### GOAL
Filter the listing and keep only the lines with the word "Output".

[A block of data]
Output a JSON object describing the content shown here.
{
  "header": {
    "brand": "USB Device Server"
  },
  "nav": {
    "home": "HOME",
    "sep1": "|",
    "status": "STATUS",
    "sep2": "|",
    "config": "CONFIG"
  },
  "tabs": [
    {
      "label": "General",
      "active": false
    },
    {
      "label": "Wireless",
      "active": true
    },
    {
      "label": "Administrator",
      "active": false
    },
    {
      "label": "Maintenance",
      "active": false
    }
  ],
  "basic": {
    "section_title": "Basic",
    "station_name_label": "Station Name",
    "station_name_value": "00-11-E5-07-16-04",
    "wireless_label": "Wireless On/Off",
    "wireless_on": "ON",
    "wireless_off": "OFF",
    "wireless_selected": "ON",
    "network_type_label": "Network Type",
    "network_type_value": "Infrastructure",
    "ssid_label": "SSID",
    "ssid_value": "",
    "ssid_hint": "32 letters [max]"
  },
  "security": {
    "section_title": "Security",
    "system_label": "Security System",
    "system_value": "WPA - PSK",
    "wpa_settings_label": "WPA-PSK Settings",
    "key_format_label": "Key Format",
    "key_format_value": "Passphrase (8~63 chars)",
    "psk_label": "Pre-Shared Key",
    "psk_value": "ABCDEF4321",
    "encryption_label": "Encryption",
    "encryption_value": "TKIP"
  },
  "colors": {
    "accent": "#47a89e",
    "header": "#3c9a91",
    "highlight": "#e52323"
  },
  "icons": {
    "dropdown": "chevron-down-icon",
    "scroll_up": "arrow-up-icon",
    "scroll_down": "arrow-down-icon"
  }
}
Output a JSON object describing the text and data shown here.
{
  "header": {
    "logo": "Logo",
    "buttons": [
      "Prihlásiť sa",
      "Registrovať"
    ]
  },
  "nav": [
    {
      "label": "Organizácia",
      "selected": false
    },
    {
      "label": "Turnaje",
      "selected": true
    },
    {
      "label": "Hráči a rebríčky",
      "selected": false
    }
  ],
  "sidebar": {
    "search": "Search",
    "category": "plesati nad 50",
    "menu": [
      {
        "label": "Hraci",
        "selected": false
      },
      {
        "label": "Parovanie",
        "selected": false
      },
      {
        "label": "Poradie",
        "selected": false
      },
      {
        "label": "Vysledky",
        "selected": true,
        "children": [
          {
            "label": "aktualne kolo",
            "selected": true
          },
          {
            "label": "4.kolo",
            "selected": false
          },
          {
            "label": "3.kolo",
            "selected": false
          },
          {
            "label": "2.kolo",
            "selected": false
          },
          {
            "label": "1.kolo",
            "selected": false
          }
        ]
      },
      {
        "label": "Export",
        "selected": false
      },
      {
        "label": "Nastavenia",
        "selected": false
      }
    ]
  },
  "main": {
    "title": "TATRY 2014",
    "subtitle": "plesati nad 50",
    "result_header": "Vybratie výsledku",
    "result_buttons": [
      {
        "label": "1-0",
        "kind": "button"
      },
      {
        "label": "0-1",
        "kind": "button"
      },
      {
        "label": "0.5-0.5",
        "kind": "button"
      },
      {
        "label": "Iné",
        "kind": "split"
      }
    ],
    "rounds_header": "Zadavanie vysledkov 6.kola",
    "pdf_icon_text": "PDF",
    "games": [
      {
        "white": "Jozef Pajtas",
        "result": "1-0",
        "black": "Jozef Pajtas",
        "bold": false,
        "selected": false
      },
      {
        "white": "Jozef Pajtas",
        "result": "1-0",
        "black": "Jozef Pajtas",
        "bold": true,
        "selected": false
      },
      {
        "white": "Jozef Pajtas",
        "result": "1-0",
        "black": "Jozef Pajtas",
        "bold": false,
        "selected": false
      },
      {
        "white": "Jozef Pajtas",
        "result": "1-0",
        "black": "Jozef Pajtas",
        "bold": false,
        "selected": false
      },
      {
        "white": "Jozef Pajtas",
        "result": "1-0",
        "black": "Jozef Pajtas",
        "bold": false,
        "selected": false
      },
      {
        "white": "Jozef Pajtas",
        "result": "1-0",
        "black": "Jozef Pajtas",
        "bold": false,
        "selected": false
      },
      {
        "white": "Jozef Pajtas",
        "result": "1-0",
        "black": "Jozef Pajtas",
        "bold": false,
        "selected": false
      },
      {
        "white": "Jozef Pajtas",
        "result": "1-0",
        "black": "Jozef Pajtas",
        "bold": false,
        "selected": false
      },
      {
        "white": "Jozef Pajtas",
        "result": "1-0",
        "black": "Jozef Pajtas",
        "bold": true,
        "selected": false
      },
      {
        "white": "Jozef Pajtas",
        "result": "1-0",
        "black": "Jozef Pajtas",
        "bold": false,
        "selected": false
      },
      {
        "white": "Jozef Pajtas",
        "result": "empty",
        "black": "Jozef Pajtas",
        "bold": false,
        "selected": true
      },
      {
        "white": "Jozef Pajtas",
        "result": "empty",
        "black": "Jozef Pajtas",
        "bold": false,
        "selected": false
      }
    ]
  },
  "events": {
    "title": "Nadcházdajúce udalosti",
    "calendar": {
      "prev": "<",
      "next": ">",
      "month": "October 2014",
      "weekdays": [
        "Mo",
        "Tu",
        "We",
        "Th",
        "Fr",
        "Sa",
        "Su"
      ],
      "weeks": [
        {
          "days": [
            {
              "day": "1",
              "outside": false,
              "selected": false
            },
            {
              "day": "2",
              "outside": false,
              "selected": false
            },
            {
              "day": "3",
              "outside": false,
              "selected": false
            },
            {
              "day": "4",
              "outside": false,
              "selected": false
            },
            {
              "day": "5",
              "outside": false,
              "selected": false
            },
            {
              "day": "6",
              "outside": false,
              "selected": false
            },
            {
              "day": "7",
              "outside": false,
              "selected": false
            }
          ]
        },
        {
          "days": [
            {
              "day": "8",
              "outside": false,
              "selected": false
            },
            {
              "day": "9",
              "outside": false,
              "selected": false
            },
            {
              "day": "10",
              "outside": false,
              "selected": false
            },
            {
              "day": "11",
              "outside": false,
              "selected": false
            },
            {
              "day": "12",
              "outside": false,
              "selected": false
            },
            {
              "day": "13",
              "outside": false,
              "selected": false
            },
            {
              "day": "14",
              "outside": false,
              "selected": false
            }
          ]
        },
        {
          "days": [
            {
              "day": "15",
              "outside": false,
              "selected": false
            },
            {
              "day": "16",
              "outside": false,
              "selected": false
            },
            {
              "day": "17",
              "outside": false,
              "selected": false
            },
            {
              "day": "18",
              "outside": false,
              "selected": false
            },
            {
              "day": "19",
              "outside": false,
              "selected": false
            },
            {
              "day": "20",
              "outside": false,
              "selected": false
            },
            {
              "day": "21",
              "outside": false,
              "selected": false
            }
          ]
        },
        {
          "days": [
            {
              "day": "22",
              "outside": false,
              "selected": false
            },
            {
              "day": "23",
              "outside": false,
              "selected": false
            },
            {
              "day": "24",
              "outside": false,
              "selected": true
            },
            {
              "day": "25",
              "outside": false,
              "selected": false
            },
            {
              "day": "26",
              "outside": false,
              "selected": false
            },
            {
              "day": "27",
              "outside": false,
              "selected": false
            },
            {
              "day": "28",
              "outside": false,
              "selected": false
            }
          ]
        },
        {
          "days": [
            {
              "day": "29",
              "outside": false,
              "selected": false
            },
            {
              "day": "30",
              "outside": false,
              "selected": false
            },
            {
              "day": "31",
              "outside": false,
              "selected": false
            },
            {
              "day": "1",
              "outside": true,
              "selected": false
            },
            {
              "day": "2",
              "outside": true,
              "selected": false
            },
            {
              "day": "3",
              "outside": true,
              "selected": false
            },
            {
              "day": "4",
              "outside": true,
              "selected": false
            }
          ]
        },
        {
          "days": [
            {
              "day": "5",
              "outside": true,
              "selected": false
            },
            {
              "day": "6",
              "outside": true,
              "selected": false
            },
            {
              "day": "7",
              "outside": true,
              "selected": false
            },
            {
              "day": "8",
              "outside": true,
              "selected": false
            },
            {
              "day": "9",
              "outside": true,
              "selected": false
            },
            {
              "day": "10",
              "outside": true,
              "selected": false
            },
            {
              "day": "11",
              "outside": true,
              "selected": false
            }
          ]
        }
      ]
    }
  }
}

### REPLY TO THE TASK
Output a JSON object describing the content shown here.
Output a JSON object describing the text and data shown here.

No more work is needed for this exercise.